Stored records.

§

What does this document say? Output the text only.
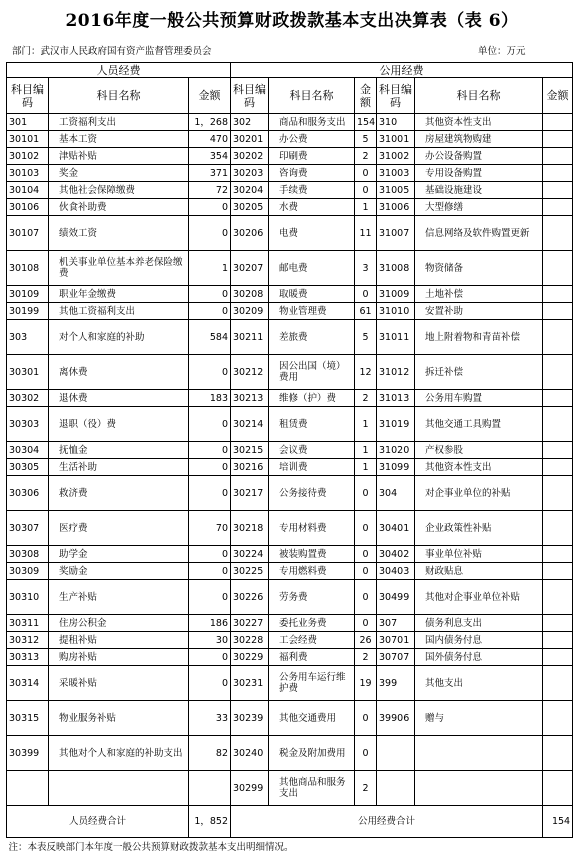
2016年度一般公共预算财政拨款基本支出决算表（表 6）
部门：武汉市人民政府国有资产监督管理委员会	单位：万元
人员经费			公用经费					
科目编码	科目名称	金额	科目编码	科目名称	金额	科目编码	科目名称	金额
301	工资福利支出	1，268	302	商品和服务支出	154	310	其他资本性支出	
30101	基本工资	470	30201	办公费	5	31001	房屋建筑物购建	
30102	津贴补贴	354	30202	印刷费	2	31002	办公设备购置	
30103	奖金	371	30203	咨询费	0	31003	专用设备购置	
30104	其他社会保障缴费	72	30204	手续费	0	31005	基础设施建设	
30106	伙食补助费	0	30205	水费	1	31006	大型修缮	
30107	绩效工资	0	30206	电费	11	31007	信息网络及软件购置更新	
30108	机关事业单位基本养老保险缴费	1	30207	邮电费	3	31008	物资储备	
30109	职业年金缴费	0	30208	取暖费	0	31009	土地补偿	
30199	其他工资福利支出	0	30209	物业管理费	61	31010	安置补助	
303	对个人和家庭的补助	584	30211	差旅费	5	31011	地上附着物和青苗补偿	
30301	离休费	0	30212	因公出国（境）费用	12	31012	拆迁补偿	
30302	退休费	183	30213	维修（护）费	2	31013	公务用车购置	
30303	退职（役）费	0	30214	租赁费	1	31019	其他交通工具购置	
30304	抚恤金	0	30215	会议费	1	31020	产权参股	
30305	生活补助	0	30216	培训费	1	31099	其他资本性支出	
30306	救济费	0	30217	公务接待费	0	304	对企事业单位的补贴	
30307	医疗费	70	30218	专用材料费	0	30401	企业政策性补贴	
30308	助学金	0	30224	被装购置费	0	30402	事业单位补贴	
30309	奖励金	0	30225	专用燃料费	0	30403	财政贴息	
30310	生产补贴	0	30226	劳务费	0	30499	其他对企事业单位补贴	
30311	住房公积金	186	30227	委托业务费	0	307	债务利息支出	
30312	提租补贴	30	30228	工会经费	26	30701	国内债务付息	
30313	购房补贴	0	30229	福利费	2	30707	国外债务付息	
30314	采暖补贴	0	30231	公务用车运行维护费	19	399	其他支出	
30315	物业服务补贴	33	30239	其他交通费用	0	39906	赠与	
30399	其他对个人和家庭的补助支出	82	30240	税金及附加费用	0			
			30299	其他商品和服务支出	2			
人员经费合计		1，852	公用经费合计					154
注：本表反映部门本年度一般公共预算财政拨款基本支出明细情况。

§

Retype each line of the listing above word for word. Exclude the pictures.

Task solution.
What does this document say? Output the text only.
2016年度一般公共预算财政拨款基本支出决算表（表 6）
部门：武汉市人民政府国有资产监督管理委员会	单位：万元
人员经费			公用经费					
科目编码	科目名称	金额	科目编码	科目名称	金额	科目编码	科目名称	金额
301	工资福利支出	1，268	302	商品和服务支出	154	310	其他资本性支出	
30101	基本工资	470	30201	办公费	5	31001	房屋建筑物购建	
30102	津贴补贴	354	30202	印刷费	2	31002	办公设备购置	
30103	奖金	371	30203	咨询费	0	31003	专用设备购置	
30104	其他社会保障缴费	72	30204	手续费	0	31005	基础设施建设	
30106	伙食补助费	0	30205	水费	1	31006	大型修缮	
30107	绩效工资	0	30206	电费	11	31007	信息网络及软件购置更新	
30108	机关事业单位基本养老保险缴费	1	30207	邮电费	3	31008	物资储备	
30109	职业年金缴费	0	30208	取暖费	0	31009	土地补偿	
30199	其他工资福利支出	0	30209	物业管理费	61	31010	安置补助	
303	对个人和家庭的补助	584	30211	差旅费	5	31011	地上附着物和青苗补偿	
30301	离休费	0	30212	因公出国（境）费用	12	31012	拆迁补偿	
30302	退休费	183	30213	维修（护）费	2	31013	公务用车购置	
30303	退职（役）费	0	30214	租赁费	1	31019	其他交通工具购置	
30304	抚恤金	0	30215	会议费	1	31020	产权参股	
30305	生活补助	0	30216	培训费	1	31099	其他资本性支出	
30306	救济费	0	30217	公务接待费	0	304	对企事业单位的补贴	
30307	医疗费	70	30218	专用材料费	0	30401	企业政策性补贴	
30308	助学金	0	30224	被装购置费	0	30402	事业单位补贴	
30309	奖励金	0	30225	专用燃料费	0	30403	财政贴息	
30310	生产补贴	0	30226	劳务费	0	30499	其他对企事业单位补贴	
30311	住房公积金	186	30227	委托业务费	0	307	债务利息支出	
30312	提租补贴	30	30228	工会经费	26	30701	国内债务付息	
30313	购房补贴	0	30229	福利费	2	30707	国外债务付息	
30314	采暖补贴	0	30231	公务用车运行维护费	19	399	其他支出	
30315	物业服务补贴	33	30239	其他交通费用	0	39906	赠与	
30399	其他对个人和家庭的补助支出	82	30240	税金及附加费用	0			
			30299	其他商品和服务支出	2			
人员经费合计		1，852	公用经费合计					154
注：本表反映部门本年度一般公共预算财政拨款基本支出明细情况。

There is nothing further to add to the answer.